→ **PROBLEM STATEMENT**
Scan the records for the word "version". Copy each line that includes it.

───── SUPPLIED INFORMATION

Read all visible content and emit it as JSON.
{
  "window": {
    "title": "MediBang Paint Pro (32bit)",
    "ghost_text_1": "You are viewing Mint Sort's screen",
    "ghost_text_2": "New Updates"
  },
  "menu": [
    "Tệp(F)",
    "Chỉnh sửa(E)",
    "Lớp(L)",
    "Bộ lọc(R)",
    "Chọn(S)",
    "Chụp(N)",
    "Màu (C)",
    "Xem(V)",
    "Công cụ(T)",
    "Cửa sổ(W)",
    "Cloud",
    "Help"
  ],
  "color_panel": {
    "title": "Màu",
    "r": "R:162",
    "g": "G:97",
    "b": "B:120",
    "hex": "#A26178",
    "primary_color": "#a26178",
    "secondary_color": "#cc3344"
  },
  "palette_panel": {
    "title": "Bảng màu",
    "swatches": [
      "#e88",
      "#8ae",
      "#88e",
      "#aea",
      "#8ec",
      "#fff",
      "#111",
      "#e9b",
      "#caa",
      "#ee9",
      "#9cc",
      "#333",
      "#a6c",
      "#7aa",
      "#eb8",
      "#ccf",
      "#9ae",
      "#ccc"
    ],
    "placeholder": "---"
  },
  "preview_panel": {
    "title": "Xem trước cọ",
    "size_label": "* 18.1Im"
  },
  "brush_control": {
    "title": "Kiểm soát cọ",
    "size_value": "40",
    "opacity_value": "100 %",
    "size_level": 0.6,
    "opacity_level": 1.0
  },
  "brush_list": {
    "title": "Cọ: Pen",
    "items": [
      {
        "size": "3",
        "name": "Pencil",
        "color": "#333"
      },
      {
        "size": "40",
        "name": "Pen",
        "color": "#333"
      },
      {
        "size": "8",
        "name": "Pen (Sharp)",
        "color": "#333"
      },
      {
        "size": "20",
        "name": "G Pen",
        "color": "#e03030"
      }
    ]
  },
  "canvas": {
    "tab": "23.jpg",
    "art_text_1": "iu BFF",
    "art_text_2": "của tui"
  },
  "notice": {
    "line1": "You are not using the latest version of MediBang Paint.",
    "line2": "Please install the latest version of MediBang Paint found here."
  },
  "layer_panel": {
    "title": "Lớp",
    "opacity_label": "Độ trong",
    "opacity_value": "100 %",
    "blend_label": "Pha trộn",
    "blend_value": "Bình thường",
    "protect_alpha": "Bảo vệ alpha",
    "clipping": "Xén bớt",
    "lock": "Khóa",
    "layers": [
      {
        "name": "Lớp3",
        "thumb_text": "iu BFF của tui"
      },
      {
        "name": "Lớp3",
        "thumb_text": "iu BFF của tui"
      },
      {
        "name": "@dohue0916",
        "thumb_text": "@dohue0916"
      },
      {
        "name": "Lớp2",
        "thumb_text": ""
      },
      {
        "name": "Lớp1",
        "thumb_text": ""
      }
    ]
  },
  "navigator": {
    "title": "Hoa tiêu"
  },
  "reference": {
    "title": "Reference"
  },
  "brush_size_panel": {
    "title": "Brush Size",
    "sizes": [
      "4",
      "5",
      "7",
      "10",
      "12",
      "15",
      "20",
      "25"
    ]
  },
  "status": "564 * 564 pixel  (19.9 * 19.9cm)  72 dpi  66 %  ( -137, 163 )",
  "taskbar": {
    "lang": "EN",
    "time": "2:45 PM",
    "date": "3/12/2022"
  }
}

──────────
───── SUPPLIED INFORMATION

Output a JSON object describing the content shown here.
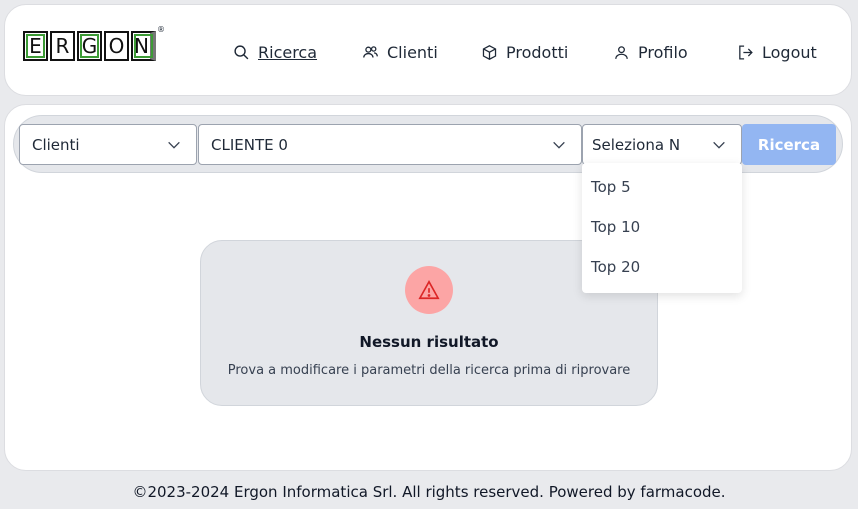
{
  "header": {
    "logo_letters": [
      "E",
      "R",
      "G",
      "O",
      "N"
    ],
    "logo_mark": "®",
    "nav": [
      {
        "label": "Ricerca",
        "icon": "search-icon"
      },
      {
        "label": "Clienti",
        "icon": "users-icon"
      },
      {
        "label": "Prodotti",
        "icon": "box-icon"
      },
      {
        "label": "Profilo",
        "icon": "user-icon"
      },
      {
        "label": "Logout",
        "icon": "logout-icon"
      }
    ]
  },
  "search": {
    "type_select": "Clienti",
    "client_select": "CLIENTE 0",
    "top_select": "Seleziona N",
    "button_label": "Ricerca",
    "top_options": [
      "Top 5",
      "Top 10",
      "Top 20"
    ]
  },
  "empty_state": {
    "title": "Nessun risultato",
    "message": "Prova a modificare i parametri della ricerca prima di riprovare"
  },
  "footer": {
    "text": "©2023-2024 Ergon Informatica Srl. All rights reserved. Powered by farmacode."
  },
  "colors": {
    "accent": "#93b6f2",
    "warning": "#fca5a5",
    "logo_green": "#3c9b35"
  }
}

──────────

→ **SOLUTION FOR THIS EXERCISE**
    "line1": "You are not using the latest version of MediBang Paint.",
    "line2": "Please install the latest version of MediBang Paint found here."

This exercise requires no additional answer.